Task prompt –
Please rewrite every line of the records below, swapping "recession-band" for "recession-shading" and leaving everything else unchanged.

Available data –
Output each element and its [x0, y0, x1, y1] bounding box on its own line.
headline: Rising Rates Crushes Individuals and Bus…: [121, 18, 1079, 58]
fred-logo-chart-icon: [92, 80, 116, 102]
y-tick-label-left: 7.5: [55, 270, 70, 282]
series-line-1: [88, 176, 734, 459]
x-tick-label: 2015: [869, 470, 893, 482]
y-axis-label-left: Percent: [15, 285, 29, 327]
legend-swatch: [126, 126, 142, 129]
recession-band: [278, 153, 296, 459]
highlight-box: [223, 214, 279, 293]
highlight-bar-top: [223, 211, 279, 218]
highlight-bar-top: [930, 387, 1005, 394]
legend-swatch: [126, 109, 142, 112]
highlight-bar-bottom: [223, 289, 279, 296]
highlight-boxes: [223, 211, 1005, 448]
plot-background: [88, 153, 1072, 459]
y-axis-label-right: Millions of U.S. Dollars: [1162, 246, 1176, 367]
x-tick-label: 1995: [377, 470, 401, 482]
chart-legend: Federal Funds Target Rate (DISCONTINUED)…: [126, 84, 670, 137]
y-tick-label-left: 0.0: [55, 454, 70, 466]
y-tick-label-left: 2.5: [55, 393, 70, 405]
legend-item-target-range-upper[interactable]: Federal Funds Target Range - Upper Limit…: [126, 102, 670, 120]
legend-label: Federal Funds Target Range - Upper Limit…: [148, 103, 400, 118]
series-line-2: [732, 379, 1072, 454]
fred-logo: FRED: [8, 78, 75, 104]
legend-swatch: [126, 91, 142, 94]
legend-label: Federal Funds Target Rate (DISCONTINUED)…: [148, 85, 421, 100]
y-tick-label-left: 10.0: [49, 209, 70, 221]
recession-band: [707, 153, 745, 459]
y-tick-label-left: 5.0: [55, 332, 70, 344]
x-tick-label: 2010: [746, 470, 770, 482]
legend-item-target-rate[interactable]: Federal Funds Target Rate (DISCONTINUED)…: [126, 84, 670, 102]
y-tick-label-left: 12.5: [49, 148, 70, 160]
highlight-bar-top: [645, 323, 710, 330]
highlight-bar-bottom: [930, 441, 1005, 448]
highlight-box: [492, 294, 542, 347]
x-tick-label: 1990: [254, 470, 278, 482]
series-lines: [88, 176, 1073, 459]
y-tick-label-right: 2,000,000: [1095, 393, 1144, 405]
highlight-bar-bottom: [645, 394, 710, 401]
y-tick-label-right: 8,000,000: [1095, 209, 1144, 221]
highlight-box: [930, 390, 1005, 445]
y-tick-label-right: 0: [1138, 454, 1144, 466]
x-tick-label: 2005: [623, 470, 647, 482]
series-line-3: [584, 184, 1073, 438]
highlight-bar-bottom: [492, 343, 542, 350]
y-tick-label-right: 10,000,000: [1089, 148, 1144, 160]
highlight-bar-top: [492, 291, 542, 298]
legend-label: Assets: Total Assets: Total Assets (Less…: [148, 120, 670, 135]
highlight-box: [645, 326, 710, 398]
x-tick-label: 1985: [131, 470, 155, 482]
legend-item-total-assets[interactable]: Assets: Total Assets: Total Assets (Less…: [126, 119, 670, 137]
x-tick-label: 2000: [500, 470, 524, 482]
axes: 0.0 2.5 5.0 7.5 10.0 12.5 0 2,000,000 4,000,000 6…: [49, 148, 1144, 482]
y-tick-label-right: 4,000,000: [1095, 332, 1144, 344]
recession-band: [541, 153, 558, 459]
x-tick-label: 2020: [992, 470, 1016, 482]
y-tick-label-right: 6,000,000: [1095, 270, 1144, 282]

Exercise result –
Output each element and its [x0, y0, x1, y1] bounding box on its own line.
headline: Rising Rates Crushes Individuals and Bus…: [121, 18, 1079, 58]
fred-logo-chart-icon: [92, 80, 116, 102]
y-tick-label-left: 7.5: [55, 270, 70, 282]
series-line-1: [88, 176, 734, 459]
x-tick-label: 2015: [869, 470, 893, 482]
y-axis-label-left: Percent: [15, 285, 29, 327]
legend-swatch: [126, 126, 142, 129]
recession-shading: [278, 153, 296, 459]
highlight-box: [223, 214, 279, 293]
highlight-bar-top: [223, 211, 279, 218]
highlight-bar-top: [930, 387, 1005, 394]
legend-swatch: [126, 109, 142, 112]
highlight-bar-bottom: [223, 289, 279, 296]
highlight-boxes: [223, 211, 1005, 448]
plot-background: [88, 153, 1072, 459]
y-axis-label-right: Millions of U.S. Dollars: [1162, 246, 1176, 367]
x-tick-label: 1995: [377, 470, 401, 482]
chart-legend: Federal Funds Target Rate (DISCONTINUED)…: [126, 84, 670, 137]
y-tick-label-left: 0.0: [55, 454, 70, 466]
y-tick-label-left: 2.5: [55, 393, 70, 405]
legend-item-target-range-upper[interactable]: Federal Funds Target Range - Upper Limit…: [126, 102, 670, 120]
legend-label: Federal Funds Target Range - Upper Limit…: [148, 103, 400, 118]
series-line-2: [732, 379, 1072, 454]
fred-logo: FRED: [8, 78, 75, 104]
legend-swatch: [126, 91, 142, 94]
legend-label: Federal Funds Target Rate (DISCONTINUED)…: [148, 85, 421, 100]
y-tick-label-left: 10.0: [49, 209, 70, 221]
recession-shading: [707, 153, 745, 459]
y-tick-label-left: 5.0: [55, 332, 70, 344]
x-tick-label: 2010: [746, 470, 770, 482]
legend-item-target-rate[interactable]: Federal Funds Target Rate (DISCONTINUED)…: [126, 84, 670, 102]
y-tick-label-left: 12.5: [49, 148, 70, 160]
highlight-bar-top: [645, 323, 710, 330]
highlight-bar-bottom: [930, 441, 1005, 448]
highlight-box: [492, 294, 542, 347]
x-tick-label: 1990: [254, 470, 278, 482]
series-lines: [88, 176, 1073, 459]
y-tick-label-right: 2,000,000: [1095, 393, 1144, 405]
highlight-bar-bottom: [645, 394, 710, 401]
y-tick-label-right: 8,000,000: [1095, 209, 1144, 221]
highlight-box: [930, 390, 1005, 445]
y-tick-label-right: 0: [1138, 454, 1144, 466]
x-tick-label: 2005: [623, 470, 647, 482]
series-line-3: [584, 184, 1073, 438]
highlight-bar-bottom: [492, 343, 542, 350]
y-tick-label-right: 10,000,000: [1089, 148, 1144, 160]
highlight-bar-top: [492, 291, 542, 298]
legend-label: Assets: Total Assets: Total Assets (Less…: [148, 120, 670, 135]
highlight-box: [645, 326, 710, 398]
x-tick-label: 1985: [131, 470, 155, 482]
legend-item-total-assets[interactable]: Assets: Total Assets: Total Assets (Less…: [126, 119, 670, 137]
x-tick-label: 2000: [500, 470, 524, 482]
axes: 0.0 2.5 5.0 7.5 10.0 12.5 0 2,000,000 4,000,000 6…: [49, 148, 1144, 482]
y-tick-label-right: 4,000,000: [1095, 332, 1144, 344]
recession-shading: [541, 153, 558, 459]
x-tick-label: 2020: [992, 470, 1016, 482]
y-tick-label-right: 6,000,000: [1095, 270, 1144, 282]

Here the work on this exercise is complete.